* EXERCISE REQUIREMENTS
(1) List the topics that the test lab excerpt says the chapter covers.
(2) In the entries, copy the lines verbatim from the line with "tag-item[interactable]: 出库管理 ×: [646, 58, 749, 91]" to the line with "close-icon[interactable]: ×: [1406, 68, 1416, 82]", including both of those lines.

Not all test labs are created equal—and justifiably so. Your test lab should be built with a
combination of use case, function, and purpose in mind. Thus, while a six-node ESXi cluster
with dual 10 Gigabit Ethernet (10GbE) switches with Metro clustered storage may sound like
an awesome lab, it is of little value to you if all you’re doing is testing the reliability of an ESXi
upgrade or merely applying the latest Microsoft patch. That said, there is value in replicating a
production environment in the lab if possible. Some of the benefits are the ability to test datacenter infrastructure changes, perform proofs of concept, including incorporating new design
ideas, and migrations.
Whether you are looking to replicate production applications or providing sandboxes for
your DevOps team to create the next-generation business applications, the test lab will provide
the vehicle to make that possible. The test lab will take on many different guises for your environment through various stages of an application’s and infrastructure’s life cycles. We’ll dive
into these use cases so you can use your test lab to the max without compromising the value
that it provides.
In this chapter we look at:
Why build a test lab
Strategies for a successful lab
How to build your lab
Why Build a Test Lab?
The rationale for building a lab in the first place is often questioned. Gone are the days when
a lab platform was required to get experience working with virtualization. We now have solutions like VMware’s Hands-On Labs Online and vSphere AutoLab by LabGuides to produce a
lab environment with minimum effort. Make no mistake: these tools provide useful education
depending on what your needs are, but there is still much value in building a test lab.
2:32:50:PM/04/08/2014 Page 45
The principles we’ll be discussing next will help you identify what kind of environment you
want to be testing and running this lab from. While many are known to have fairly comprehensive home labs, the same can be said of the need to facilitate your production business needs,
whether for testing, benchmarking, troubleshooting, or more. So without further ado, let’s start
diving into the lab!

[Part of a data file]
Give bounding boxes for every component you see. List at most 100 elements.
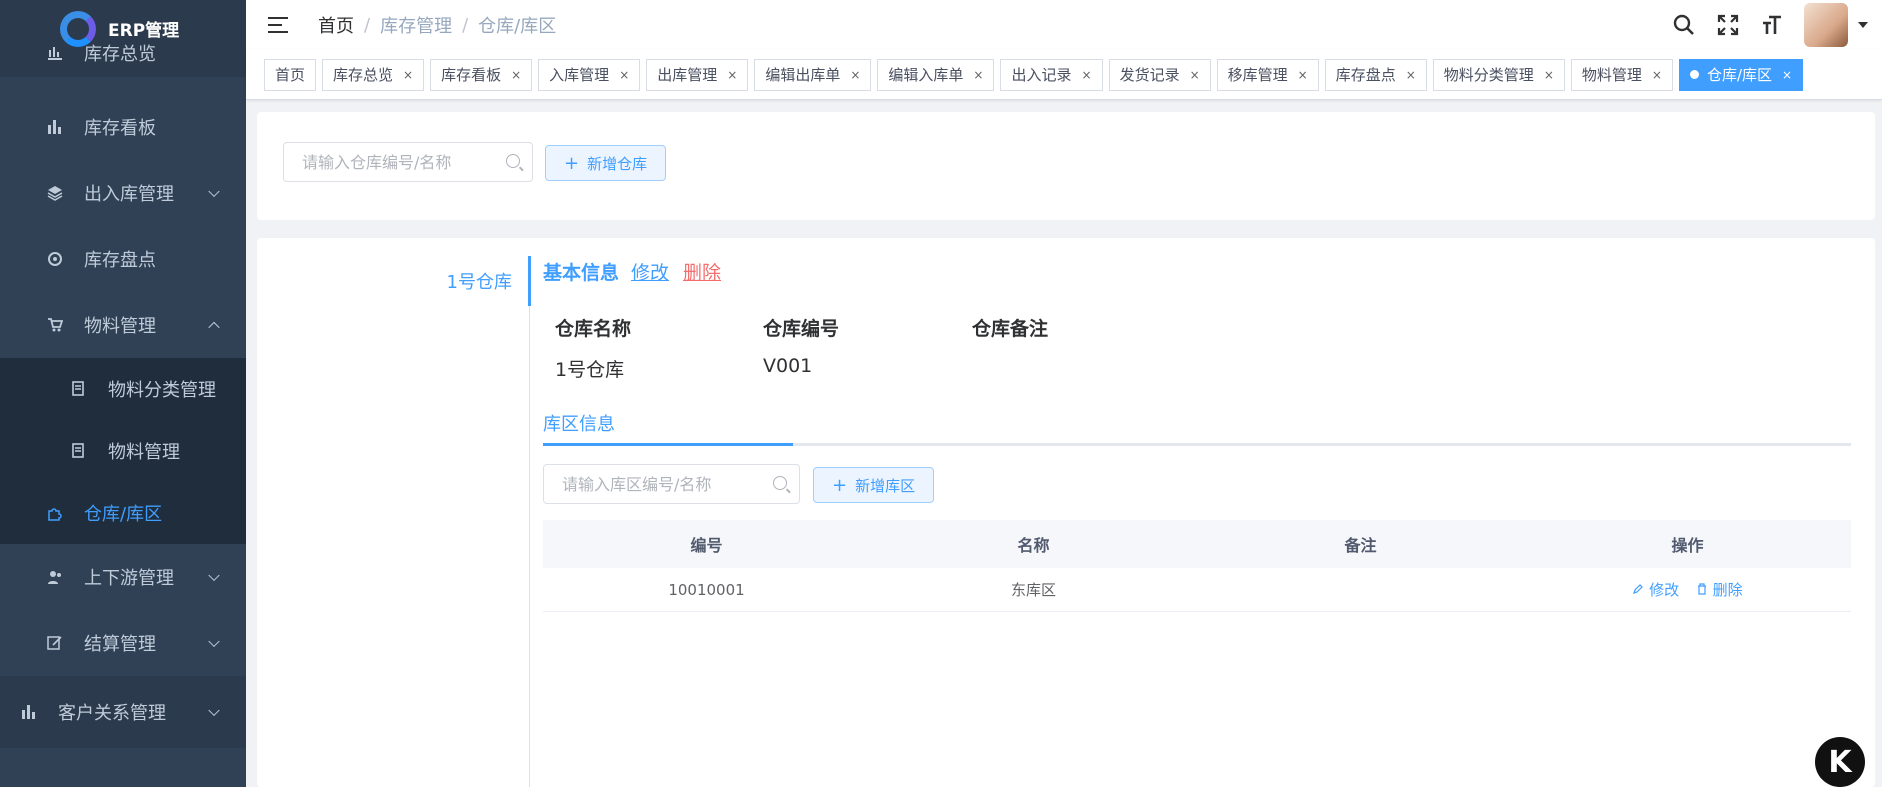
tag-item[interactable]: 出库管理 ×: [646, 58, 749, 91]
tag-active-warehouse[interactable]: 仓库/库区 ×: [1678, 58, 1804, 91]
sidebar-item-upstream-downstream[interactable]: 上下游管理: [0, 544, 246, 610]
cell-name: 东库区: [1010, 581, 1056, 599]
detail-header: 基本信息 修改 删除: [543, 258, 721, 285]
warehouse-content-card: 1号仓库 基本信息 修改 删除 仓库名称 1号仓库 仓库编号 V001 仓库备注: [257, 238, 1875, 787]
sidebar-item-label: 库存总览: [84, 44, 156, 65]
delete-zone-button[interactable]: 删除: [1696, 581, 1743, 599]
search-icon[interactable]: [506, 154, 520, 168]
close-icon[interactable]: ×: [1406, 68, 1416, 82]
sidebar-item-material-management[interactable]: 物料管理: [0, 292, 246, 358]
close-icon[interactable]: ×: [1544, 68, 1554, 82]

* RESULTS FOR THE EXERCISE
(1)
Why build a test lab
Strategies for a successful lab
How to build your lab

(2)
tag-item[interactable]: 出库管理 ×: [646, 58, 749, 91]
tag-active-warehouse[interactable]: 仓库/库区 ×: [1678, 58, 1804, 91]
sidebar-item-upstream-downstream[interactable]: 上下游管理: [0, 544, 246, 610]
cell-name: 东库区: [1010, 581, 1056, 599]
detail-header: 基本信息 修改 删除: [543, 258, 721, 285]
warehouse-content-card: 1号仓库 基本信息 修改 删除 仓库名称 1号仓库 仓库编号 V001 仓库备注: [257, 238, 1875, 787]
sidebar-item-label: 库存总览: [84, 44, 156, 65]
delete-zone-button[interactable]: 删除: [1696, 581, 1743, 599]
search-icon[interactable]: [506, 154, 520, 168]
close-icon[interactable]: ×: [1406, 68, 1416, 82]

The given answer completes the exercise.